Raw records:
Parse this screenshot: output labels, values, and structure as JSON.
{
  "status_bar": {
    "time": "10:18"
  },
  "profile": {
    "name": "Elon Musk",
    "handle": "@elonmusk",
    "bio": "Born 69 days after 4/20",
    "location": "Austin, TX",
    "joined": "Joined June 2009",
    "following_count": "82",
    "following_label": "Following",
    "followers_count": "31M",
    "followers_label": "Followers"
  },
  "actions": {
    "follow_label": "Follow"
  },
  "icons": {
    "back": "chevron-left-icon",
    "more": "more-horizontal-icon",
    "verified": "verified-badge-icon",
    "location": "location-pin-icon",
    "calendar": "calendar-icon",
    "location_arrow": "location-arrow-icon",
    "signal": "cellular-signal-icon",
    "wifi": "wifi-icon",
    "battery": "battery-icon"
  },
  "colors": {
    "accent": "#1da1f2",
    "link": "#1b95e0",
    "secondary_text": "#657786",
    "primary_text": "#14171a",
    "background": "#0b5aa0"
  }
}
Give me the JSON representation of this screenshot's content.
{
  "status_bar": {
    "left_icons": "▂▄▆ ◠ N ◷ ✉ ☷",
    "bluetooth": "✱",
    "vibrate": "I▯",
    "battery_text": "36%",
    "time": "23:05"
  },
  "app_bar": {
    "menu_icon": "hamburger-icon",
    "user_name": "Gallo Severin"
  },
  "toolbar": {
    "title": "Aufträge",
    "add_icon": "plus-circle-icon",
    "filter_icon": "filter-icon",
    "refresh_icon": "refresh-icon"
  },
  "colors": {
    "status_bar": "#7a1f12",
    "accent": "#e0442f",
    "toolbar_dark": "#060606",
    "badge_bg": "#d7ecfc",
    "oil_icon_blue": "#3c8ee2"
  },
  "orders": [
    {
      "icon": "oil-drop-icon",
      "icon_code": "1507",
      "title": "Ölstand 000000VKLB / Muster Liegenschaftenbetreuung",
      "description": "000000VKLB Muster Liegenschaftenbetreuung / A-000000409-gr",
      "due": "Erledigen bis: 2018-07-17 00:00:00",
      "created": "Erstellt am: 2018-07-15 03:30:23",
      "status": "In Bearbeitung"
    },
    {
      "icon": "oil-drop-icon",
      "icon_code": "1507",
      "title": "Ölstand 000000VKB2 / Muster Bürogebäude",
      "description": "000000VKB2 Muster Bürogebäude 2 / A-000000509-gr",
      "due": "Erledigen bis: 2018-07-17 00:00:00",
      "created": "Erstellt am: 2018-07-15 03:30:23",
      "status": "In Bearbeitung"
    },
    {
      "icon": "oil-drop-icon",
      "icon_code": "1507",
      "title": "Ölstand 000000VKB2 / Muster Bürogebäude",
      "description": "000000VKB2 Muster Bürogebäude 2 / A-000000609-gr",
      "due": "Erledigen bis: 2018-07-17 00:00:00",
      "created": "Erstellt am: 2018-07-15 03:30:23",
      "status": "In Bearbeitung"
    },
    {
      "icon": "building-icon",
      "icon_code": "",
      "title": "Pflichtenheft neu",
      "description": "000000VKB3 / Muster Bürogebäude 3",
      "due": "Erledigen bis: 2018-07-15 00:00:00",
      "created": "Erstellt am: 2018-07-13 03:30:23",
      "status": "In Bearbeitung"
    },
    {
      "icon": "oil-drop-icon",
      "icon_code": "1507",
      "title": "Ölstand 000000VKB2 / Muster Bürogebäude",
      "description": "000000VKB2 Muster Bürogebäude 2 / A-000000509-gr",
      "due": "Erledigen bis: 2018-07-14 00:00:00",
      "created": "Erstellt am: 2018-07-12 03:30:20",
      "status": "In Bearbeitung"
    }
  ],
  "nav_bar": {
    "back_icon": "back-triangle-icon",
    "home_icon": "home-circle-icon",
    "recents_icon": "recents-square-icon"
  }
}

**SHORT TASK**
Retype the whole listing, matching it exactly.

**RESPONSE**
Parse this screenshot: output labels, values, and structure as JSON.
{
  "status_bar": {
    "time": "10:18"
  },
  "profile": {
    "name": "Elon Musk",
    "handle": "@elonmusk",
    "bio": "Born 69 days after 4/20",
    "location": "Austin, TX",
    "joined": "Joined June 2009",
    "following_count": "82",
    "following_label": "Following",
    "followers_count": "31M",
    "followers_label": "Followers"
  },
  "actions": {
    "follow_label": "Follow"
  },
  "icons": {
    "back": "chevron-left-icon",
    "more": "more-horizontal-icon",
    "verified": "verified-badge-icon",
    "location": "location-pin-icon",
    "calendar": "calendar-icon",
    "location_arrow": "location-arrow-icon",
    "signal": "cellular-signal-icon",
    "wifi": "wifi-icon",
    "battery": "battery-icon"
  },
  "colors": {
    "accent": "#1da1f2",
    "link": "#1b95e0",
    "secondary_text": "#657786",
    "primary_text": "#14171a",
    "background": "#0b5aa0"
  }
}
Give me the JSON representation of this screenshot's content.
{
  "status_bar": {
    "left_icons": "▂▄▆ ◠ N ◷ ✉ ☷",
    "bluetooth": "✱",
    "vibrate": "I▯",
    "battery_text": "36%",
    "time": "23:05"
  },
  "app_bar": {
    "menu_icon": "hamburger-icon",
    "user_name": "Gallo Severin"
  },
  "toolbar": {
    "title": "Aufträge",
    "add_icon": "plus-circle-icon",
    "filter_icon": "filter-icon",
    "refresh_icon": "refresh-icon"
  },
  "colors": {
    "status_bar": "#7a1f12",
    "accent": "#e0442f",
    "toolbar_dark": "#060606",
    "badge_bg": "#d7ecfc",
    "oil_icon_blue": "#3c8ee2"
  },
  "orders": [
    {
      "icon": "oil-drop-icon",
      "icon_code": "1507",
      "title": "Ölstand 000000VKLB / Muster Liegenschaftenbetreuung",
      "description": "000000VKLB Muster Liegenschaftenbetreuung / A-000000409-gr",
      "due": "Erledigen bis: 2018-07-17 00:00:00",
      "created": "Erstellt am: 2018-07-15 03:30:23",
      "status": "In Bearbeitung"
    },
    {
      "icon": "oil-drop-icon",
      "icon_code": "1507",
      "title": "Ölstand 000000VKB2 / Muster Bürogebäude",
      "description": "000000VKB2 Muster Bürogebäude 2 / A-000000509-gr",
      "due": "Erledigen bis: 2018-07-17 00:00:00",
      "created": "Erstellt am: 2018-07-15 03:30:23",
      "status": "In Bearbeitung"
    },
    {
      "icon": "oil-drop-icon",
      "icon_code": "1507",
      "title": "Ölstand 000000VKB2 / Muster Bürogebäude",
      "description": "000000VKB2 Muster Bürogebäude 2 / A-000000609-gr",
      "due": "Erledigen bis: 2018-07-17 00:00:00",
      "created": "Erstellt am: 2018-07-15 03:30:23",
      "status": "In Bearbeitung"
    },
    {
      "icon": "building-icon",
      "icon_code": "",
      "title": "Pflichtenheft neu",
      "description": "000000VKB3 / Muster Bürogebäude 3",
      "due": "Erledigen bis: 2018-07-15 00:00:00",
      "created": "Erstellt am: 2018-07-13 03:30:23",
      "status": "In Bearbeitung"
    },
    {
      "icon": "oil-drop-icon",
      "icon_code": "1507",
      "title": "Ölstand 000000VKB2 / Muster Bürogebäude",
      "description": "000000VKB2 Muster Bürogebäude 2 / A-000000509-gr",
      "due": "Erledigen bis: 2018-07-14 00:00:00",
      "created": "Erstellt am: 2018-07-12 03:30:20",
      "status": "In Bearbeitung"
    }
  ],
  "nav_bar": {
    "back_icon": "back-triangle-icon",
    "home_icon": "home-circle-icon",
    "recents_icon": "recents-square-icon"
  }
}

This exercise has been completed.